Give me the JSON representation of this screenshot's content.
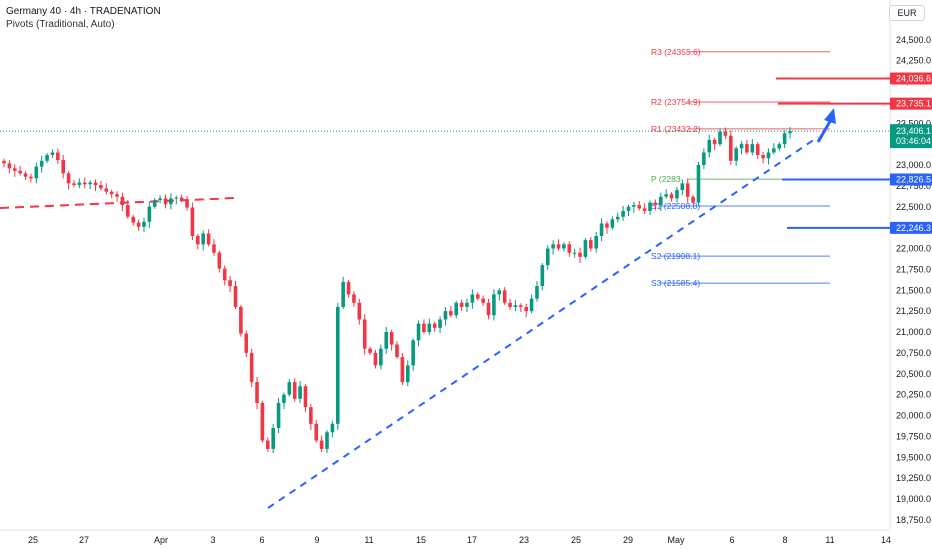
{
  "header": {
    "title": "Germany 40 · 4h · TRADENATION",
    "subtitle": "Pivots (Traditional, Auto)",
    "currency": "EUR"
  },
  "colors": {
    "bull": "#089981",
    "bear": "#f23645",
    "pivot_red": "#f23645",
    "pivot_green": "#4caf50",
    "pivot_blue": "#2962ff",
    "trend": "#2962ff",
    "grid_text": "#131722"
  },
  "chart_data": {
    "type": "candlestick",
    "y_axis": {
      "ticks": [
        "24,500.0",
        "24,250.0",
        "24,000.0",
        "23,750.0",
        "23,500.0",
        "23,250.0",
        "23,000.0",
        "22,750.0",
        "22,500.0",
        "22,250.0",
        "22,000.0",
        "21,750.0",
        "21,500.0",
        "21,250.0",
        "21,000.0",
        "20,750.0",
        "20,500.0",
        "20,250.0",
        "20,000.0",
        "19,750.0",
        "19,500.0",
        "19,250.0",
        "19,000.0",
        "18,750.0"
      ],
      "range": [
        18700,
        24650
      ]
    },
    "x_axis": {
      "ticks": [
        "25",
        "27",
        "Apr",
        "3",
        "6",
        "9",
        "11",
        "15",
        "17",
        "23",
        "25",
        "29",
        "May",
        "6",
        "8",
        "11",
        "14"
      ]
    },
    "pivots": [
      {
        "label": "R3 (24355.6)",
        "value": 24355.6,
        "color": "red"
      },
      {
        "label": "R2 (23754.9)",
        "value": 23754.9,
        "color": "red"
      },
      {
        "label": "R1 (23432.2)",
        "value": 23432.2,
        "color": "red"
      },
      {
        "label": "P (22831.5)",
        "value": 22831.5,
        "color": "green",
        "shown": "P (2283"
      },
      {
        "label": "S1 (22508.8)",
        "value": 22508.8,
        "color": "blue",
        "shown": "S1 (22508.8)"
      },
      {
        "label": "S2 (21908.1)",
        "value": 21908.1,
        "color": "blue"
      },
      {
        "label": "S3 (21585.4)",
        "value": 21585.4,
        "color": "blue"
      }
    ],
    "price_labels": [
      {
        "text": "24,036.6",
        "value": 24036.6,
        "color": "#f23645"
      },
      {
        "text": "23,735.1",
        "value": 23735.1,
        "color": "#f23645"
      },
      {
        "text": "22,826.5",
        "value": 22826.5,
        "color": "#2962ff"
      },
      {
        "text": "22,246.3",
        "value": 22246.3,
        "color": "#2962ff"
      }
    ],
    "last_price": {
      "price": "23,406.1",
      "countdown": "03:46:04",
      "value": 23406.1
    },
    "closes": [
      23020,
      22960,
      22930,
      22900,
      22860,
      22840,
      22980,
      23050,
      23120,
      23150,
      23060,
      22900,
      22780,
      22760,
      22790,
      22770,
      22790,
      22760,
      22720,
      22680,
      22650,
      22620,
      22520,
      22380,
      22310,
      22260,
      22320,
      22500,
      22580,
      22600,
      22530,
      22600,
      22610,
      22580,
      22490,
      22150,
      22050,
      22180,
      22050,
      21950,
      21760,
      21620,
      21550,
      21300,
      20980,
      20750,
      20400,
      20150,
      19700,
      19600,
      19850,
      20150,
      20250,
      20400,
      20200,
      20350,
      20100,
      19900,
      19700,
      19600,
      19800,
      19900,
      21300,
      21600,
      21450,
      21350,
      21150,
      20800,
      20750,
      20600,
      20800,
      21000,
      20850,
      20700,
      20400,
      20600,
      20900,
      21100,
      21000,
      21100,
      21050,
      21150,
      21250,
      21200,
      21350,
      21300,
      21350,
      21450,
      21400,
      21350,
      21200,
      21450,
      21500,
      21350,
      21300,
      21320,
      21300,
      21250,
      21400,
      21550,
      21800,
      22000,
      22050,
      22000,
      22050,
      21950,
      21950,
      21900,
      22100,
      22000,
      22150,
      22300,
      22250,
      22350,
      22380,
      22450,
      22500,
      22520,
      22480,
      22450,
      22550,
      22520,
      22620,
      22650,
      22600,
      22700,
      22780,
      22620,
      22550,
      23000,
      23150,
      23300,
      23250,
      23400,
      23350,
      23050,
      23200,
      23250,
      23150,
      23250,
      23120,
      23080,
      23150,
      23200,
      23250,
      23380,
      23406
    ]
  },
  "trendlines": {
    "rising_support": {
      "from": [
        6.0,
        18820
      ],
      "to": [
        11.0,
        23400
      ]
    },
    "old_resistance": {
      "from": [
        25.0,
        22500
      ],
      "to": [
        3.5,
        22650
      ]
    }
  }
}
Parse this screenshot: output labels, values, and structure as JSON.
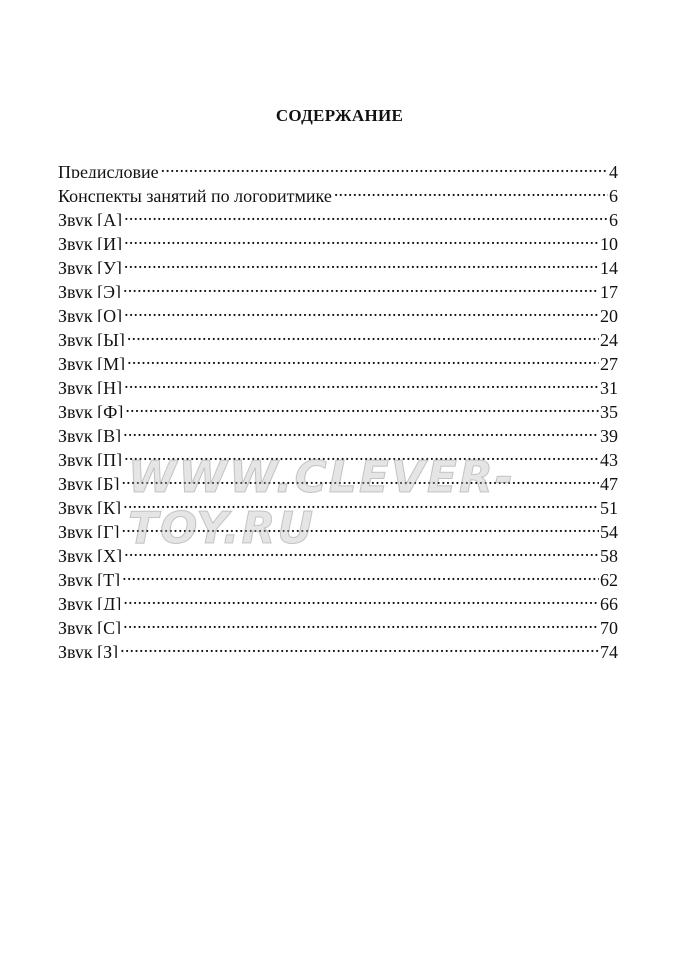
{
  "title": "СОДЕРЖАНИЕ",
  "watermark": "WWW.CLEVER-TOY.RU",
  "entries": [
    {
      "label": "Предисловие",
      "page": "4"
    },
    {
      "label": "Конспекты занятий по логоритмике",
      "page": "6"
    },
    {
      "label": "Звук [А]",
      "page": "6"
    },
    {
      "label": "Звук [И]",
      "page": "10"
    },
    {
      "label": "Звук [У]",
      "page": "14"
    },
    {
      "label": "Звук [Э]",
      "page": "17"
    },
    {
      "label": "Звук [О]",
      "page": "20"
    },
    {
      "label": "Звук [Ы]",
      "page": "24"
    },
    {
      "label": "Звук [М]",
      "page": "27"
    },
    {
      "label": "Звук [Н]",
      "page": "31"
    },
    {
      "label": "Звук [Ф]",
      "page": "35"
    },
    {
      "label": "Звук [В]",
      "page": "39"
    },
    {
      "label": "Звук [П]",
      "page": "43"
    },
    {
      "label": "Звук [Б]",
      "page": "47"
    },
    {
      "label": "Звук [К]",
      "page": "51"
    },
    {
      "label": "Звук [Г]",
      "page": "54"
    },
    {
      "label": "Звук [Х]",
      "page": "58"
    },
    {
      "label": "Звук [Т]",
      "page": "62"
    },
    {
      "label": "Звук [Д]",
      "page": "66"
    },
    {
      "label": "Звук [С]",
      "page": "70"
    },
    {
      "label": "Звук [З]",
      "page": "74"
    }
  ]
}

> _What is being asked_
Without the pictures, repeat the listing above exactly.

> _Reply to the exercise_
Give me the JSON representation of this screenshot's content.
{
  "header": {
    "title": "Germany 40 · 4h · TRADENATION",
    "subtitle": "Pivots (Traditional, Auto)",
    "currency": "EUR"
  },
  "colors": {
    "bull": "#089981",
    "bear": "#f23645",
    "pivot_red": "#f23645",
    "pivot_green": "#4caf50",
    "pivot_blue": "#2962ff",
    "trend": "#2962ff",
    "grid_text": "#131722"
  },
  "chart_data": {
    "type": "candlestick",
    "y_axis": {
      "ticks": [
        "24,500.0",
        "24,250.0",
        "24,000.0",
        "23,750.0",
        "23,500.0",
        "23,250.0",
        "23,000.0",
        "22,750.0",
        "22,500.0",
        "22,250.0",
        "22,000.0",
        "21,750.0",
        "21,500.0",
        "21,250.0",
        "21,000.0",
        "20,750.0",
        "20,500.0",
        "20,250.0",
        "20,000.0",
        "19,750.0",
        "19,500.0",
        "19,250.0",
        "19,000.0",
        "18,750.0"
      ],
      "range": [
        18700,
        24650
      ]
    },
    "x_axis": {
      "ticks": [
        "25",
        "27",
        "Apr",
        "3",
        "6",
        "9",
        "11",
        "15",
        "17",
        "23",
        "25",
        "29",
        "May",
        "6",
        "8",
        "11",
        "14"
      ]
    },
    "pivots": [
      {
        "label": "R3 (24355.6)",
        "value": 24355.6,
        "color": "red"
      },
      {
        "label": "R2 (23754.9)",
        "value": 23754.9,
        "color": "red"
      },
      {
        "label": "R1 (23432.2)",
        "value": 23432.2,
        "color": "red"
      },
      {
        "label": "P (22831.5)",
        "value": 22831.5,
        "color": "green",
        "shown": "P (2283"
      },
      {
        "label": "S1 (22508.8)",
        "value": 22508.8,
        "color": "blue",
        "shown": "S1 (22508.8)"
      },
      {
        "label": "S2 (21908.1)",
        "value": 21908.1,
        "color": "blue"
      },
      {
        "label": "S3 (21585.4)",
        "value": 21585.4,
        "color": "blue"
      }
    ],
    "price_labels": [
      {
        "text": "24,036.6",
        "value": 24036.6,
        "color": "#f23645"
      },
      {
        "text": "23,735.1",
        "value": 23735.1,
        "color": "#f23645"
      },
      {
        "text": "22,826.5",
        "value": 22826.5,
        "color": "#2962ff"
      },
      {
        "text": "22,246.3",
        "value": 22246.3,
        "color": "#2962ff"
      }
    ],
    "last_price": {
      "price": "23,406.1",
      "countdown": "03:46:04",
      "value": 23406.1
    },
    "closes": [
      23020,
      22960,
      22930,
      22900,
      22860,
      22840,
      22980,
      23050,
      23120,
      23150,
      23060,
      22900,
      22780,
      22760,
      22790,
      22770,
      22790,
      22760,
      22720,
      22680,
      22650,
      22620,
      22520,
      22380,
      22310,
      22260,
      22320,
      22500,
      22580,
      22600,
      22530,
      22600,
      22610,
      22580,
      22490,
      22150,
      22050,
      22180,
      22050,
      21950,
      21760,
      21620,
      21550,
      21300,
      20980,
      20750,
      20400,
      20150,
      19700,
      19600,
      19850,
      20150,
      20250,
      20400,
      20200,
      20350,
      20100,
      19900,
      19700,
      19600,
      19800,
      19900,
      21300,
      21600,
      21450,
      21350,
      21150,
      20800,
      20750,
      20600,
      20800,
      21000,
      20850,
      20700,
      20400,
      20600,
      20900,
      21100,
      21000,
      21100,
      21050,
      21150,
      21250,
      21200,
      21350,
      21300,
      21350,
      21450,
      21400,
      21350,
      21200,
      21450,
      21500,
      21350,
      21300,
      21320,
      21300,
      21250,
      21400,
      21550,
      21800,
      22000,
      22050,
      22000,
      22050,
      21950,
      21950,
      21900,
      22100,
      22000,
      22150,
      22300,
      22250,
      22350,
      22380,
      22450,
      22500,
      22520,
      22480,
      22450,
      22550,
      22520,
      22620,
      22650,
      22600,
      22700,
      22780,
      22620,
      22550,
      23000,
      23150,
      23300,
      23250,
      23400,
      23350,
      23050,
      23200,
      23250,
      23150,
      23250,
      23120,
      23080,
      23150,
      23200,
      23250,
      23380,
      23406
    ]
  },
  "trendlines": {
    "rising_support": {
      "from": [
        6.0,
        18820
      ],
      "to": [
        11.0,
        23400
      ]
    },
    "old_resistance": {
      "from": [
        25.0,
        22500
      ],
      "to": [
        3.5,
        22650
      ]
    }
  }
}
Parse this screenshot: output labels, values, and structure as JSON.
{
  "title": "СОДЕРЖАНИЕ",
  "watermark": "WWW.CLEVER-TOY.RU",
  "entries": [
    {
      "label": "Предисловие",
      "page": "4"
    },
    {
      "label": "Конспекты занятий по логоритмике",
      "page": "6"
    },
    {
      "label": "Звук [А]",
      "page": "6"
    },
    {
      "label": "Звук [И]",
      "page": "10"
    },
    {
      "label": "Звук [У]",
      "page": "14"
    },
    {
      "label": "Звук [Э]",
      "page": "17"
    },
    {
      "label": "Звук [О]",
      "page": "20"
    },
    {
      "label": "Звук [Ы]",
      "page": "24"
    },
    {
      "label": "Звук [М]",
      "page": "27"
    },
    {
      "label": "Звук [Н]",
      "page": "31"
    },
    {
      "label": "Звук [Ф]",
      "page": "35"
    },
    {
      "label": "Звук [В]",
      "page": "39"
    },
    {
      "label": "Звук [П]",
      "page": "43"
    },
    {
      "label": "Звук [Б]",
      "page": "47"
    },
    {
      "label": "Звук [К]",
      "page": "51"
    },
    {
      "label": "Звук [Г]",
      "page": "54"
    },
    {
      "label": "Звук [Х]",
      "page": "58"
    },
    {
      "label": "Звук [Т]",
      "page": "62"
    },
    {
      "label": "Звук [Д]",
      "page": "66"
    },
    {
      "label": "Звук [С]",
      "page": "70"
    },
    {
      "label": "Звук [З]",
      "page": "74"
    }
  ]
}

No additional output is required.